* Begin EXTRACTED MATERIAL *

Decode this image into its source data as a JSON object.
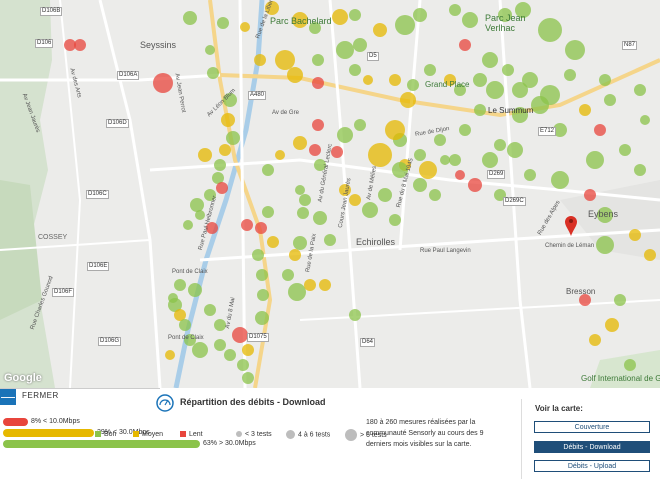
{
  "map": {
    "attribution": "Google",
    "place_labels": [
      {
        "id": "parc-bachelard",
        "text": "Parc Bachelard"
      },
      {
        "id": "parc-jean-verlhac",
        "text": "Parc Jean Verlhac"
      },
      {
        "id": "seyssins",
        "text": "Seyssins"
      },
      {
        "id": "grand-place",
        "text": "Grand Place"
      },
      {
        "id": "le-summum",
        "text": "Le Summum"
      },
      {
        "id": "echirolles",
        "text": "Echirolles"
      },
      {
        "id": "cossey",
        "text": "COSSEY"
      },
      {
        "id": "eybens",
        "text": "Eybens"
      },
      {
        "id": "bresson",
        "text": "Bresson"
      },
      {
        "id": "golf",
        "text": "Golf International de Grenoble"
      }
    ],
    "road_labels": [
      "D106B",
      "D106",
      "D106A",
      "D106D",
      "D106C",
      "D106E",
      "D106F",
      "D106G",
      "A480",
      "N87",
      "D5",
      "D269",
      "D269C",
      "D1075",
      "D64",
      "E712",
      "Rue de la Liberté",
      "Av Léon Blum",
      "Av de Gre",
      "Av Jean Perrot",
      "Rue Paul Helbronner",
      "Av du Général Leclerc",
      "Rue de la Paix",
      "Av de Mélies",
      "Chemin de Léman",
      "Rue de Dijon",
      "Rue des Alpes",
      "Av Jean Jaurès",
      "Rue du 8 Mai 1945",
      "Cours Jean Jaurès",
      "Av des Arts",
      "Rue Paul Langevin",
      "Pont de Claix",
      "Rue Charles Gounod",
      "Av du 8 Mai"
    ]
  },
  "panel": {
    "close_label": "FERMER",
    "close_symbol": "—",
    "title": "Répartition des débits - Download",
    "bars": [
      {
        "label": "8% < 10.0Mbps",
        "color": "#e8453c"
      },
      {
        "label": "29% < 30.0Mbps",
        "color": "#e6b800"
      },
      {
        "label": "63% > 30.0Mbps",
        "color": "#8bc34a"
      }
    ],
    "legend": {
      "bon": "Bon",
      "moyen": "Moyen",
      "lent": "Lent",
      "size_small": "< 3 tests",
      "size_medium": "4 à 6 tests",
      "size_large": "> 6 tests"
    },
    "info_text": "180 à 260 mesures réalisées par la communauté Sensorly au cours des 9 derniers mois visibles sur la carte.",
    "side": {
      "title": "Voir la carte:",
      "buttons": [
        {
          "label": "Couverture",
          "active": false
        },
        {
          "label": "Débits - Download",
          "active": true
        },
        {
          "label": "Débits - Upload",
          "active": false
        }
      ]
    }
  },
  "colors": {
    "good": "#8bc34a",
    "medium": "#e6b800",
    "slow": "#e8453c",
    "accent": "#1a73b8",
    "active_button": "#1f4e79"
  }
}
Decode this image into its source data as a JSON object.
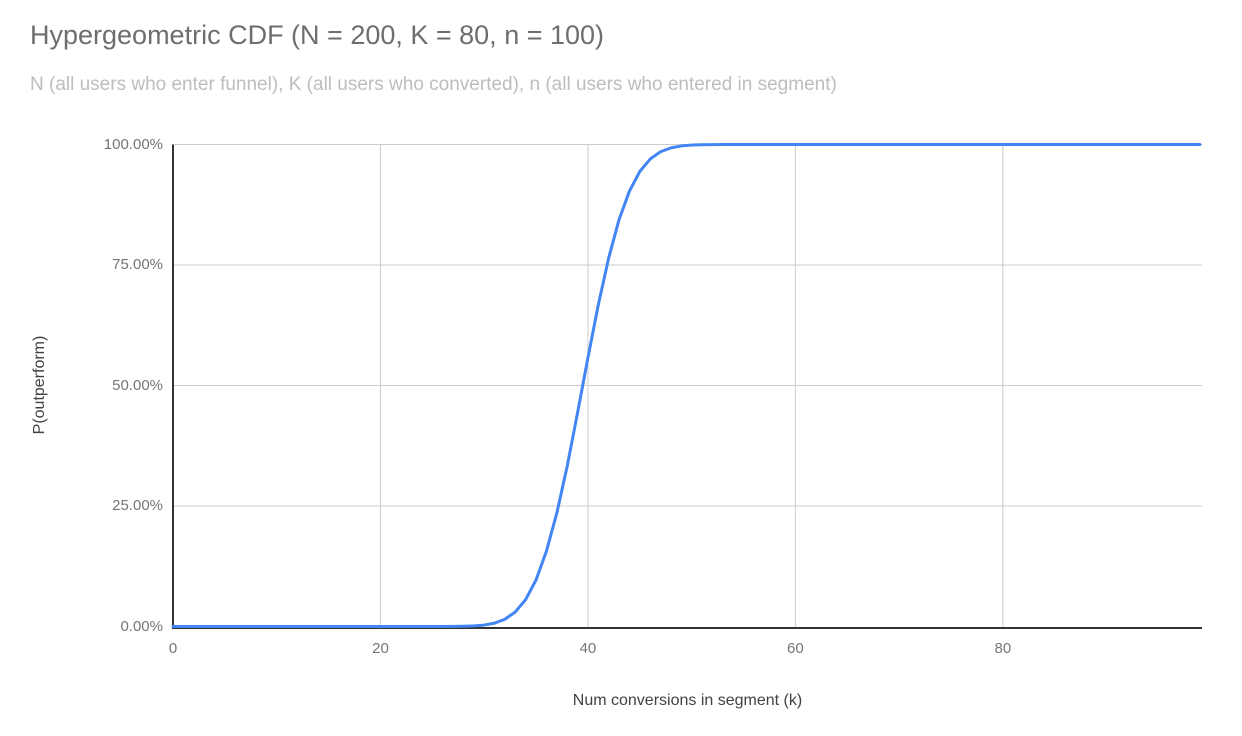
{
  "colors": {
    "line": "#4285f4",
    "grid": "#cccccc",
    "axis": "#333333",
    "title_text": "#6e6e6e",
    "subtitle_text": "#bdbdbd",
    "tick_text": "#757575",
    "axis_title_text": "#424242",
    "background": "#ffffff"
  },
  "chart_data": {
    "type": "line",
    "title": "Hypergeometric CDF (N = 200, K = 80, n = 100)",
    "subtitle": "N (all users who enter funnel), K (all users who converted), n (all users who entered in segment)",
    "xlabel": "Num conversions in segment (k)",
    "ylabel": "P(outperform)",
    "legend": "none",
    "grid": true,
    "xlim": [
      0,
      99.2
    ],
    "ylim": [
      0,
      1
    ],
    "x_tick_values": [
      0,
      20,
      40,
      60,
      80
    ],
    "x_tick_labels": [
      "0",
      "20",
      "40",
      "60",
      "80"
    ],
    "y_tick_values": [
      0,
      0.25,
      0.5,
      0.75,
      1
    ],
    "y_tick_labels": [
      "0.00%",
      "25.00%",
      "50.00%",
      "75.00%",
      "100.00%"
    ],
    "x": [
      0,
      1,
      2,
      3,
      4,
      5,
      6,
      7,
      8,
      9,
      10,
      11,
      12,
      13,
      14,
      15,
      16,
      17,
      18,
      19,
      20,
      21,
      22,
      23,
      24,
      25,
      26,
      27,
      28,
      29,
      30,
      31,
      32,
      33,
      34,
      35,
      36,
      37,
      38,
      39,
      40,
      41,
      42,
      43,
      44,
      45,
      46,
      47,
      48,
      49,
      50,
      51,
      52,
      53,
      54,
      55,
      56,
      57,
      58,
      59,
      60,
      61,
      62,
      63,
      64,
      65,
      66,
      67,
      68,
      69,
      70,
      71,
      72,
      73,
      74,
      75,
      76,
      77,
      78,
      79,
      80,
      81,
      82,
      83,
      84,
      85,
      86,
      87,
      88,
      89,
      90,
      91,
      92,
      93,
      94,
      95,
      96,
      97,
      98,
      99
    ],
    "y": [
      0,
      0,
      0,
      0,
      0,
      0,
      0,
      0,
      0,
      0,
      0,
      0,
      0,
      0,
      0,
      0,
      0,
      0,
      0,
      0,
      0,
      0,
      0,
      0,
      1e-05,
      2e-05,
      5e-05,
      0.00015,
      0.00043,
      0.00118,
      0.00297,
      0.00696,
      0.01504,
      0.03014,
      0.05604,
      0.09689,
      0.15615,
      0.23529,
      0.33256,
      0.44264,
      0.55736,
      0.66744,
      0.76471,
      0.84385,
      0.90311,
      0.94396,
      0.96986,
      0.98496,
      0.99305,
      0.99703,
      0.99883,
      0.99957,
      0.99986,
      0.99995,
      0.99999,
      1,
      1,
      1,
      1,
      1,
      1,
      1,
      1,
      1,
      1,
      1,
      1,
      1,
      1,
      1,
      1,
      1,
      1,
      1,
      1,
      1,
      1,
      1,
      1,
      1,
      1,
      1,
      1,
      1,
      1,
      1,
      1,
      1,
      1,
      1,
      1,
      1,
      1,
      1,
      1,
      1,
      1,
      1,
      1,
      1
    ]
  }
}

* End EXTRACTED MATERIAL *

| SET PROBLEM |
Every entry above needs to be retyped exactly; drop the pictures.

| FINAL ANSWER |
Decode this image into its source data as a JSON object.
{
  "map": {
    "attribution": "Google",
    "place_labels": [
      {
        "id": "parc-bachelard",
        "text": "Parc Bachelard"
      },
      {
        "id": "parc-jean-verlhac",
        "text": "Parc Jean Verlhac"
      },
      {
        "id": "seyssins",
        "text": "Seyssins"
      },
      {
        "id": "grand-place",
        "text": "Grand Place"
      },
      {
        "id": "le-summum",
        "text": "Le Summum"
      },
      {
        "id": "echirolles",
        "text": "Echirolles"
      },
      {
        "id": "cossey",
        "text": "COSSEY"
      },
      {
        "id": "eybens",
        "text": "Eybens"
      },
      {
        "id": "bresson",
        "text": "Bresson"
      },
      {
        "id": "golf",
        "text": "Golf International de Grenoble"
      }
    ],
    "road_labels": [
      "D106B",
      "D106",
      "D106A",
      "D106D",
      "D106C",
      "D106E",
      "D106F",
      "D106G",
      "A480",
      "N87",
      "D5",
      "D269",
      "D269C",
      "D1075",
      "D64",
      "E712",
      "Rue de la Liberté",
      "Av Léon Blum",
      "Av de Gre",
      "Av Jean Perrot",
      "Rue Paul Helbronner",
      "Av du Général Leclerc",
      "Rue de la Paix",
      "Av de Mélies",
      "Chemin de Léman",
      "Rue de Dijon",
      "Rue des Alpes",
      "Av Jean Jaurès",
      "Rue du 8 Mai 1945",
      "Cours Jean Jaurès",
      "Av des Arts",
      "Rue Paul Langevin",
      "Pont de Claix",
      "Rue Charles Gounod",
      "Av du 8 Mai"
    ]
  },
  "panel": {
    "close_label": "FERMER",
    "close_symbol": "—",
    "title": "Répartition des débits - Download",
    "bars": [
      {
        "label": "8% < 10.0Mbps",
        "color": "#e8453c"
      },
      {
        "label": "29% < 30.0Mbps",
        "color": "#e6b800"
      },
      {
        "label": "63% > 30.0Mbps",
        "color": "#8bc34a"
      }
    ],
    "legend": {
      "bon": "Bon",
      "moyen": "Moyen",
      "lent": "Lent",
      "size_small": "< 3 tests",
      "size_medium": "4 à 6 tests",
      "size_large": "> 6 tests"
    },
    "info_text": "180 à 260 mesures réalisées par la communauté Sensorly au cours des 9 derniers mois visibles sur la carte.",
    "side": {
      "title": "Voir la carte:",
      "buttons": [
        {
          "label": "Couverture",
          "active": false
        },
        {
          "label": "Débits - Download",
          "active": true
        },
        {
          "label": "Débits - Upload",
          "active": false
        }
      ]
    }
  },
  "colors": {
    "good": "#8bc34a",
    "medium": "#e6b800",
    "slow": "#e8453c",
    "accent": "#1a73b8",
    "active_button": "#1f4e79"
  }
}
Decode this image into its source data as a JSON object.
{
  "colors": {
    "line": "#4285f4",
    "grid": "#cccccc",
    "axis": "#333333",
    "title_text": "#6e6e6e",
    "subtitle_text": "#bdbdbd",
    "tick_text": "#757575",
    "axis_title_text": "#424242",
    "background": "#ffffff"
  },
  "chart_data": {
    "type": "line",
    "title": "Hypergeometric CDF (N = 200, K = 80, n = 100)",
    "subtitle": "N (all users who enter funnel), K (all users who converted), n (all users who entered in segment)",
    "xlabel": "Num conversions in segment (k)",
    "ylabel": "P(outperform)",
    "legend": "none",
    "grid": true,
    "xlim": [
      0,
      99.2
    ],
    "ylim": [
      0,
      1
    ],
    "x_tick_values": [
      0,
      20,
      40,
      60,
      80
    ],
    "x_tick_labels": [
      "0",
      "20",
      "40",
      "60",
      "80"
    ],
    "y_tick_values": [
      0,
      0.25,
      0.5,
      0.75,
      1
    ],
    "y_tick_labels": [
      "0.00%",
      "25.00%",
      "50.00%",
      "75.00%",
      "100.00%"
    ],
    "x": [
      0,
      1,
      2,
      3,
      4,
      5,
      6,
      7,
      8,
      9,
      10,
      11,
      12,
      13,
      14,
      15,
      16,
      17,
      18,
      19,
      20,
      21,
      22,
      23,
      24,
      25,
      26,
      27,
      28,
      29,
      30,
      31,
      32,
      33,
      34,
      35,
      36,
      37,
      38,
      39,
      40,
      41,
      42,
      43,
      44,
      45,
      46,
      47,
      48,
      49,
      50,
      51,
      52,
      53,
      54,
      55,
      56,
      57,
      58,
      59,
      60,
      61,
      62,
      63,
      64,
      65,
      66,
      67,
      68,
      69,
      70,
      71,
      72,
      73,
      74,
      75,
      76,
      77,
      78,
      79,
      80,
      81,
      82,
      83,
      84,
      85,
      86,
      87,
      88,
      89,
      90,
      91,
      92,
      93,
      94,
      95,
      96,
      97,
      98,
      99
    ],
    "y": [
      0,
      0,
      0,
      0,
      0,
      0,
      0,
      0,
      0,
      0,
      0,
      0,
      0,
      0,
      0,
      0,
      0,
      0,
      0,
      0,
      0,
      0,
      0,
      0,
      1e-05,
      2e-05,
      5e-05,
      0.00015,
      0.00043,
      0.00118,
      0.00297,
      0.00696,
      0.01504,
      0.03014,
      0.05604,
      0.09689,
      0.15615,
      0.23529,
      0.33256,
      0.44264,
      0.55736,
      0.66744,
      0.76471,
      0.84385,
      0.90311,
      0.94396,
      0.96986,
      0.98496,
      0.99305,
      0.99703,
      0.99883,
      0.99957,
      0.99986,
      0.99995,
      0.99999,
      1,
      1,
      1,
      1,
      1,
      1,
      1,
      1,
      1,
      1,
      1,
      1,
      1,
      1,
      1,
      1,
      1,
      1,
      1,
      1,
      1,
      1,
      1,
      1,
      1,
      1,
      1,
      1,
      1,
      1,
      1,
      1,
      1,
      1,
      1,
      1,
      1,
      1,
      1,
      1,
      1,
      1,
      1,
      1,
      1
    ]
  }
}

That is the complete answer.